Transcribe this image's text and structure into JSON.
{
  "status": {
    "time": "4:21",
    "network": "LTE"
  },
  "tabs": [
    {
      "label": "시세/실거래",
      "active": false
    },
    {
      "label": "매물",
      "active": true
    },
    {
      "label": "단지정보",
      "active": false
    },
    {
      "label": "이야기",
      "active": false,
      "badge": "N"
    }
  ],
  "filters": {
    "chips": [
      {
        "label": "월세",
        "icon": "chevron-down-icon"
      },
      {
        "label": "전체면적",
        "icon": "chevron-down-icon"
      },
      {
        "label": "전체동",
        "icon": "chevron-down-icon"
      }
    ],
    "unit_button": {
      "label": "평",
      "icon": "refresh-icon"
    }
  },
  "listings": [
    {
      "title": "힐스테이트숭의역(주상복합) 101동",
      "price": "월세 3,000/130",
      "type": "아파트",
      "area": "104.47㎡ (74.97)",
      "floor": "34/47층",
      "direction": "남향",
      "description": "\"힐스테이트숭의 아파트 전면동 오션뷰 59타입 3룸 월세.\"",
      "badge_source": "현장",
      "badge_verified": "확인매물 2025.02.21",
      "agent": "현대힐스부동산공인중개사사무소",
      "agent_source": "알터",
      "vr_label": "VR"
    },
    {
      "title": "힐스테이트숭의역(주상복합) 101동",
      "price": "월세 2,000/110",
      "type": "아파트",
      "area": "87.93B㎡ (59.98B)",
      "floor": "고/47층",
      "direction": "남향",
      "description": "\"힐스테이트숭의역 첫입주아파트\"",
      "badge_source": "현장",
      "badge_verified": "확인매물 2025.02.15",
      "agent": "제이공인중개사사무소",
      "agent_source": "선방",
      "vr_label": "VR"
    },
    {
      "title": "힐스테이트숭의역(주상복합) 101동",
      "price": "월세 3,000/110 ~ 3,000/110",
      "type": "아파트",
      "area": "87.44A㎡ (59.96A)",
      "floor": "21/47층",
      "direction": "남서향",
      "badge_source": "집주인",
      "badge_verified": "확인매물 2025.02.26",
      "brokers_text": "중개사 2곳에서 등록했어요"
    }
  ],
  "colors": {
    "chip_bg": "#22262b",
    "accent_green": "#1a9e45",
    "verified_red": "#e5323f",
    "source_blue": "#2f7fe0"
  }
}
________________________________________
--- Written problem ---
Select the lines from the entries that include the word "active".

--- Completed task ---
      "active": false
      "active": true
      "active": false
      "active": false,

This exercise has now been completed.